** Aim of the task **
Rewrite all of the records below, replacing "document-title" with "page-title" and leaving everything else unchanged.

** Stored rows **
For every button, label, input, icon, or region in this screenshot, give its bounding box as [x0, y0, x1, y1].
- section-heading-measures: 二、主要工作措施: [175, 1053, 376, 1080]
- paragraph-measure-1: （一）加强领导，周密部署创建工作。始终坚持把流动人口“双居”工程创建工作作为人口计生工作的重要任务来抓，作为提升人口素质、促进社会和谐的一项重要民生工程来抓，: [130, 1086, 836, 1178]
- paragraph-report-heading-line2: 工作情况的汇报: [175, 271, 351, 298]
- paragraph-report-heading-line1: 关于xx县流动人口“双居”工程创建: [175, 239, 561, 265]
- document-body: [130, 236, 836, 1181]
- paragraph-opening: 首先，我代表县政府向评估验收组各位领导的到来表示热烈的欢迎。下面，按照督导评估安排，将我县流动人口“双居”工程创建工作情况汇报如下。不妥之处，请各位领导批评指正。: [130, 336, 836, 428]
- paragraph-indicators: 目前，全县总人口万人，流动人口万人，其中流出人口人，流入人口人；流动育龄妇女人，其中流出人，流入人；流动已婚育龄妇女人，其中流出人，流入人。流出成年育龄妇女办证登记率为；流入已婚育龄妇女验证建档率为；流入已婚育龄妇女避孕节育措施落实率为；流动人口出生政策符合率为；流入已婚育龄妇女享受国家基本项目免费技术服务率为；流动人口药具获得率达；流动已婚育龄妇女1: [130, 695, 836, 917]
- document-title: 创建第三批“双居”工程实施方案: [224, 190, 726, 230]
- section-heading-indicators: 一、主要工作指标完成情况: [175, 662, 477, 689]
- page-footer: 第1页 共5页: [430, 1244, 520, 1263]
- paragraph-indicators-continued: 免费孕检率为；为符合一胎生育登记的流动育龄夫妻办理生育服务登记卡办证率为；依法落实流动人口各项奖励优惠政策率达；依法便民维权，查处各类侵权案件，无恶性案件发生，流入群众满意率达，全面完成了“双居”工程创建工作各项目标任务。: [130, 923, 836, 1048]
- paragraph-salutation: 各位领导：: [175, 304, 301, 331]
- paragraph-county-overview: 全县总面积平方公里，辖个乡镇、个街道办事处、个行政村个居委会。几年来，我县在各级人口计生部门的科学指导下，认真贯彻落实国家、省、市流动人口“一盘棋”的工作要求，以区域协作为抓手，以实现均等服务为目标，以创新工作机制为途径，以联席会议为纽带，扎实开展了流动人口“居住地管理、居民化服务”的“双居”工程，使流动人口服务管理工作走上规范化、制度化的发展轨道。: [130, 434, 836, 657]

** Finished answer **
For every button, label, input, icon, or region in this screenshot, give its bounding box as [x0, y0, x1, y1].
- section-heading-measures: 二、主要工作措施: [175, 1053, 376, 1080]
- paragraph-measure-1: （一）加强领导，周密部署创建工作。始终坚持把流动人口“双居”工程创建工作作为人口计生工作的重要任务来抓，作为提升人口素质、促进社会和谐的一项重要民生工程来抓，: [130, 1086, 836, 1178]
- paragraph-report-heading-line2: 工作情况的汇报: [175, 271, 351, 298]
- paragraph-report-heading-line1: 关于xx县流动人口“双居”工程创建: [175, 239, 561, 265]
- document-body: [130, 236, 836, 1181]
- paragraph-opening: 首先，我代表县政府向评估验收组各位领导的到来表示热烈的欢迎。下面，按照督导评估安排，将我县流动人口“双居”工程创建工作情况汇报如下。不妥之处，请各位领导批评指正。: [130, 336, 836, 428]
- paragraph-indicators: 目前，全县总人口万人，流动人口万人，其中流出人口人，流入人口人；流动育龄妇女人，其中流出人，流入人；流动已婚育龄妇女人，其中流出人，流入人。流出成年育龄妇女办证登记率为；流入已婚育龄妇女验证建档率为；流入已婚育龄妇女避孕节育措施落实率为；流动人口出生政策符合率为；流入已婚育龄妇女享受国家基本项目免费技术服务率为；流动人口药具获得率达；流动已婚育龄妇女1: [130, 695, 836, 917]
- page-title: 创建第三批“双居”工程实施方案: [224, 190, 726, 230]
- section-heading-indicators: 一、主要工作指标完成情况: [175, 662, 477, 689]
- page-footer: 第1页 共5页: [430, 1244, 520, 1263]
- paragraph-indicators-continued: 免费孕检率为；为符合一胎生育登记的流动育龄夫妻办理生育服务登记卡办证率为；依法落实流动人口各项奖励优惠政策率达；依法便民维权，查处各类侵权案件，无恶性案件发生，流入群众满意率达，全面完成了“双居”工程创建工作各项目标任务。: [130, 923, 836, 1048]
- paragraph-salutation: 各位领导：: [175, 304, 301, 331]
- paragraph-county-overview: 全县总面积平方公里，辖个乡镇、个街道办事处、个行政村个居委会。几年来，我县在各级人口计生部门的科学指导下，认真贯彻落实国家、省、市流动人口“一盘棋”的工作要求，以区域协作为抓手，以实现均等服务为目标，以创新工作机制为途径，以联席会议为纽带，扎实开展了流动人口“居住地管理、居民化服务”的“双居”工程，使流动人口服务管理工作走上规范化、制度化的发展轨道。: [130, 434, 836, 657]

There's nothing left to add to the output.